» Objective
Return all lines in the material below that contain "this".

» Extracted data entries
■ ■ ■ ■ ■ ■ ■

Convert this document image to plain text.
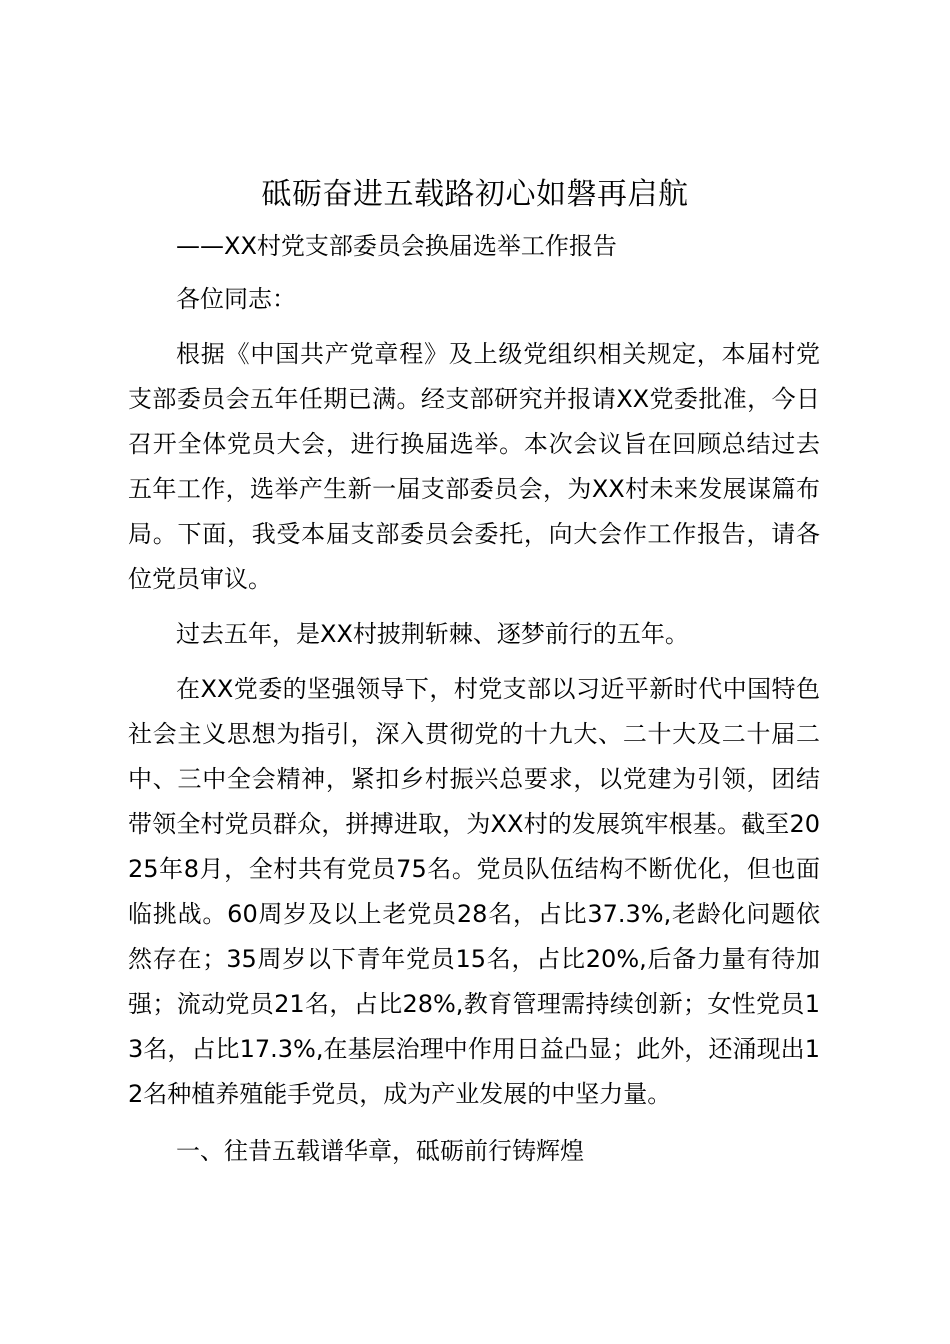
砥砺奋进五载路初心如磐再启航

——XX村党支部委员会换届选举工作报告

各位同志：

根据《中国共产党章程》及上级党组织相关规定，本届村党支部委员会五年任期已满。经支部研究并报请XX党委批准，今日召开全体党员大会，进行换届选举。本次会议旨在回顾总结过去五年工作，选举产生新一届支部委员会，为XX村未来发展谋篇布局。下面，我受本届支部委员会委托，向大会作工作报告，请各位党员审议。

过去五年，是XX村披荆斩棘、逐梦前行的五年。

在XX党委的坚强领导下，村党支部以习近平新时代中国特色社会主义思想为指引，深入贯彻党的十九大、二十大及二十届二中、三中全会精神，紧扣乡村振兴总要求，以党建为引领，团结带领全村党员群众，拼搏进取，为XX村的发展筑牢根基。截至2025年8月，全村共有党员75名。党员队伍结构不断优化，但也面临挑战。60周岁及以上老党员28名，占比37.3%,老龄化问题依然存在；35周岁以下青年党员15名，占比20%,后备力量有待加强；流动党员21名，占比28%,教育管理需持续创新；女性党员13名，占比17.3%,在基层治理中作用日益凸显；此外，还涌现出12名种植养殖能手党员，成为产业发展的中坚力量。

一、往昔五载谱华章，砥砺前行铸辉煌
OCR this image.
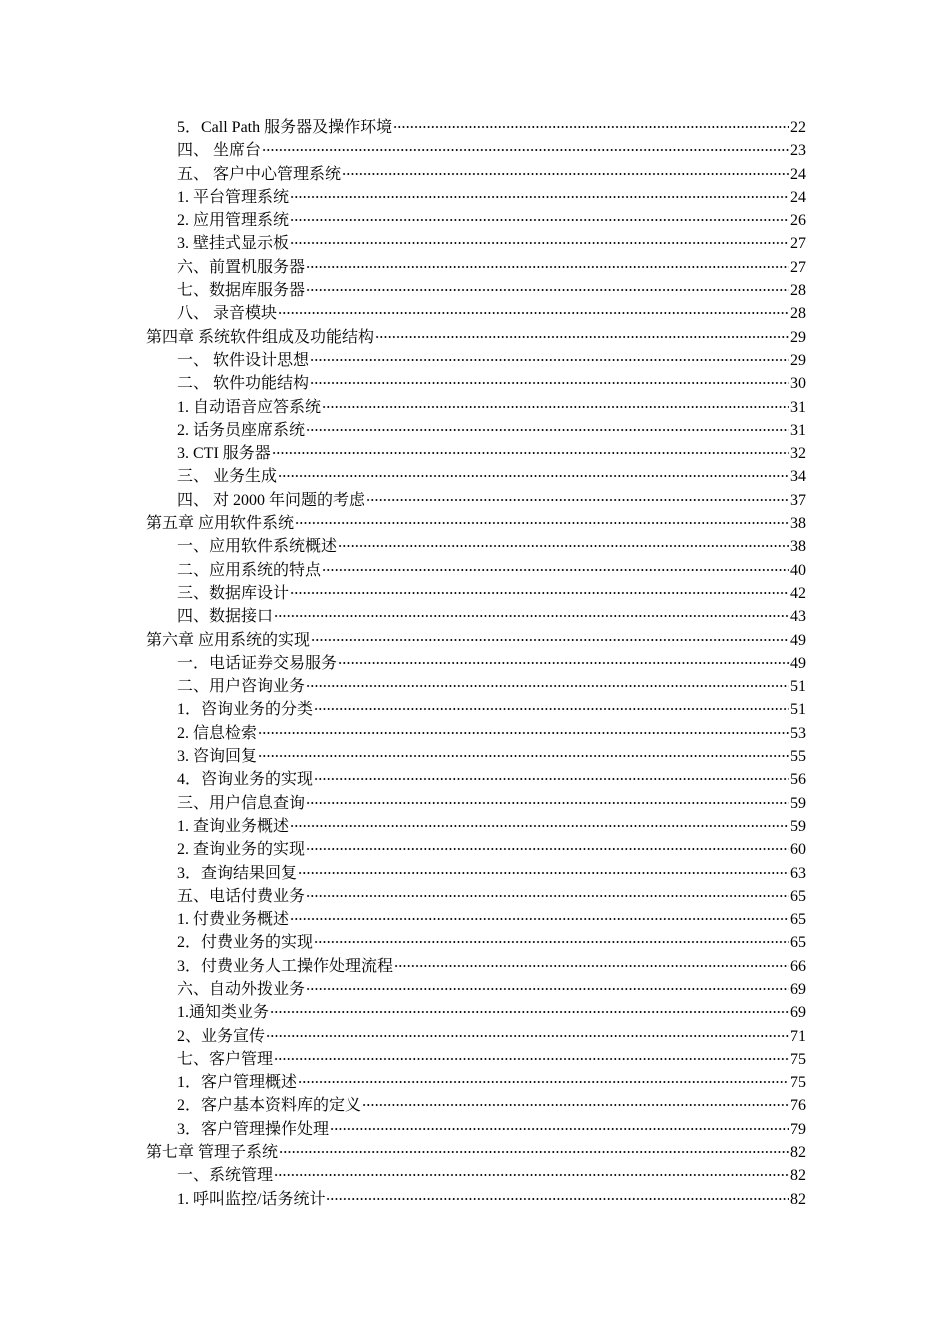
5．Call Path 服务器及操作环境	22
四、 坐席台	23
五、 客户中心管理系统	24
1. 平台管理系统	24
2. 应用管理系统	26
3. 壁挂式显示板	27
六、前置机服务器	27
七、数据库服务器	28
八、 录音模块	28
第四章 系统软件组成及功能结构	29
一、 软件设计思想	29
二、 软件功能结构	30
1. 自动语音应答系统	31
2. 话务员座席系统	31
3. CTI 服务器	32
三、 业务生成	34
四、 对 2000 年问题的考虑	37
第五章 应用软件系统	38
一、应用软件系统概述	38
二、应用系统的特点	40
三、数据库设计	42
四、数据接口	43
第六章 应用系统的实现	49
一．电话证券交易服务	49
二、用户咨询业务	51
1．咨询业务的分类	51
2. 信息检索	53
3. 咨询回复	55
4．咨询业务的实现	56
三、用户信息查询	59
1. 查询业务概述	59
2. 查询业务的实现	60
3．查询结果回复	63
五、电话付费业务	65
1. 付费业务概述	65
2．付费业务的实现	65
3．付费业务人工操作处理流程	66
六、自动外拨业务	69
1.通知类业务	69
2、业务宣传	71
七、客户管理	75
1．客户管理概述	75
2．客户基本资料库的定义	76
3．客户管理操作处理	79
第七章 管理子系统	82
一、系统管理	82
1. 呼叫监控/话务统计	82
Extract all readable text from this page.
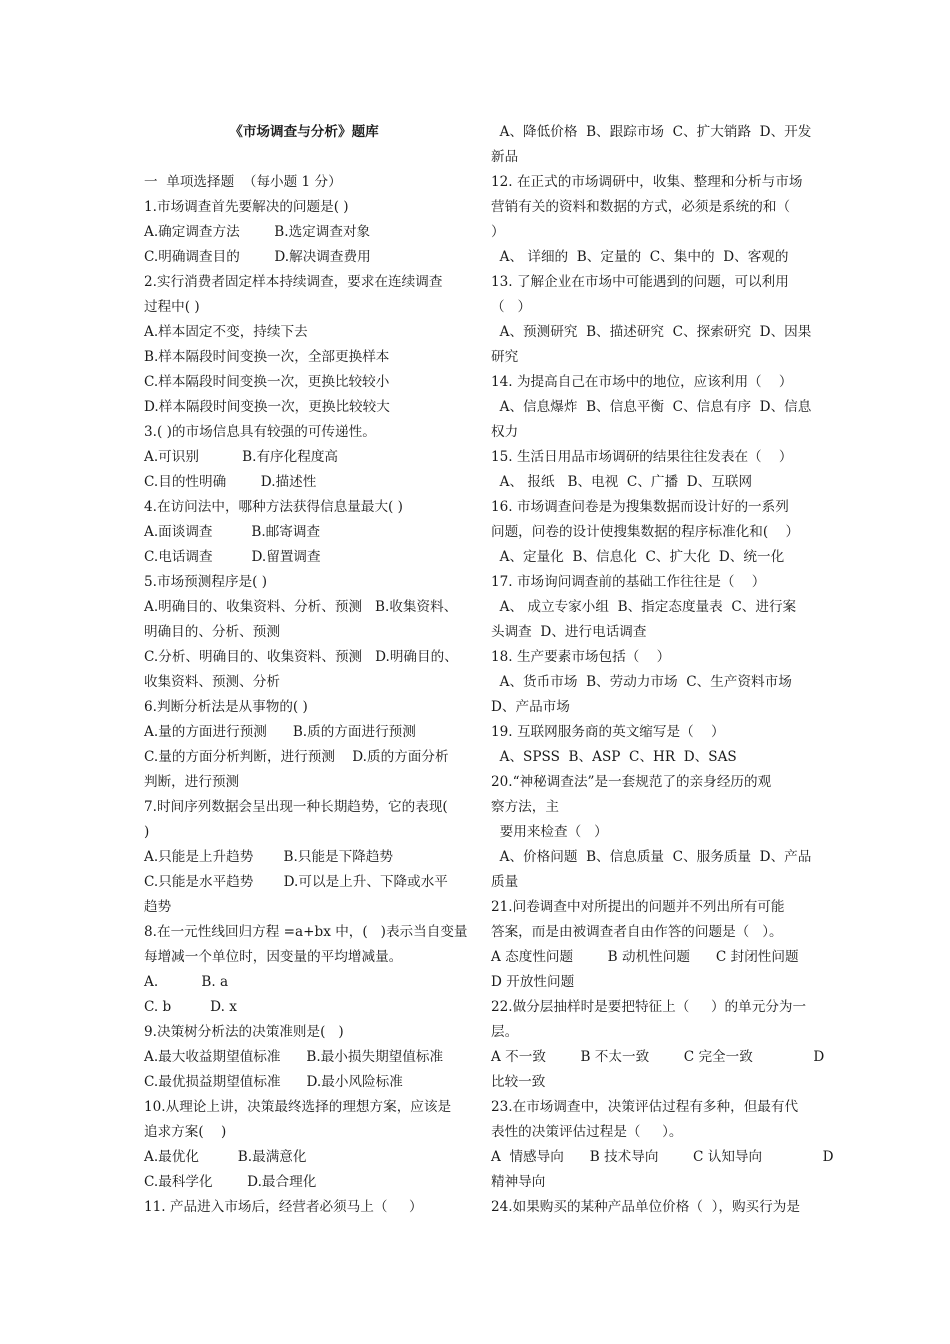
《市场调查与分析》题库
一  单项选择题  （每小题 1 分）
1.市场调查首先要解决的问题是( )
A.确定调查方法        B.选定调查对象
C.明确调查目的        D.解决调查费用
2.实行消费者固定样本持续调查，要求在连续调查
过程中( )
A.样本固定不变，持续下去
B.样本隔段时间变换一次，全部更换样本
C.样本隔段时间变换一次，更换比较较小
D.样本隔段时间变换一次，更换比较较大
3.( )的市场信息具有较强的可传递性。
A.可识别          B.有序化程度高
C.目的性明确        D.描述性
4.在访问法中，哪种方法获得信息量最大( )
A.面谈调查         B.邮寄调查
C.电话调查         D.留置调查
5.市场预测程序是( )
A.明确目的、收集资料、分析、预测   B.收集资料、
明确目的、分析、预测
C.分析、明确目的、收集资料、预测   D.明确目的、
收集资料、预测、分析
6.判断分析法是从事物的( )
A.量的方面进行预测      B.质的方面进行预测
C.量的方面分析判断，进行预测    D.质的方面分析
判断，进行预测
7.时间序列数据会呈出现一种长期趋势，它的表现(
)
A.只能是上升趋势       B.只能是下降趋势
C.只能是水平趋势       D.可以是上升、下降或水平
趋势
8.在一元性线回归方程 =a+bx 中，(   )表示当自变量
每增减一个单位时，因变量的平均增减量。
A.          B. a
C. b         D. x
9.决策树分析法的决策准则是(   )
A.最大收益期望值标准      B.最小损失期望值标准
C.最优损益期望值标准      D.最小风险标准
10.从理论上讲，决策最终选择的理想方案，应该是
追求方案(    )
A.最优化         B.最满意化
C.最科学化        D.最合理化
11. 产品进入市场后，经营者必须马上（     ）
A、降低价格  B、跟踪市场  C、扩大销路  D、开发
新品
12. 在正式的市场调研中，收集、整理和分析与市场
营销有关的资料和数据的方式，必须是系统的和（
）
A、 详细的  B、定量的  C、集中的  D、客观的
13. 了解企业在市场中可能遇到的问题，可以利用
（   ）
A、预测研究  B、描述研究  C、探索研究  D、因果
研究
14. 为提高自己在市场中的地位，应该利用（    ）
A、信息爆炸  B、信息平衡  C、信息有序  D、信息
权力
15. 生活日用品市场调研的结果往往发表在（    ）
A、 报纸   B、电视  C、广播  D、互联网
16. 市场调查问卷是为搜集数据而设计好的一系列
问题，问卷的设计使搜集数据的程序标准化和(    ）
A、定量化  B、信息化  C、扩大化  D、统一化
17. 市场询问调查前的基础工作往往是（    ）
A、 成立专家小组  B、指定态度量表  C、进行案
头调查  D、进行电话调查
18. 生产要素市场包括（    ）
A、货币市场  B、劳动力市场  C、生产资料市场
D、产品市场
19. 互联网服务商的英文缩写是（    ）
A、SPSS  B、ASP  C、HR  D、SAS
20.“神秘调查法”是一套规范了的亲身经历的观
察方法，主
要用来检查（   ）
A、价格问题  B、信息质量  C、服务质量  D、产品
质量
21.问卷调查中对所提出的问题并不列出所有可能
答案，而是由被调查者自由作答的问题是（   ）。
A 态度性问题        B 动机性问题      C 封闭性问题
D 开放性问题
22.做分层抽样时是要把特征上（     ）的单元分为一
层。
A 不一致        B 不太一致        C 完全一致              D
比较一致
23.在市场调查中，决策评估过程有多种，但最有代
表性的决策评估过程是（     ）。
A  情感导向      B 技术导向        C 认知导向              D
精神导向
24.如果购买的某种产品单位价格（  ），购买行为是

■ ■ ■ ■ ■ ■ ■

» Solution below
Convert this document image to plain text.
OCR this image.
Extract all readable text from this page.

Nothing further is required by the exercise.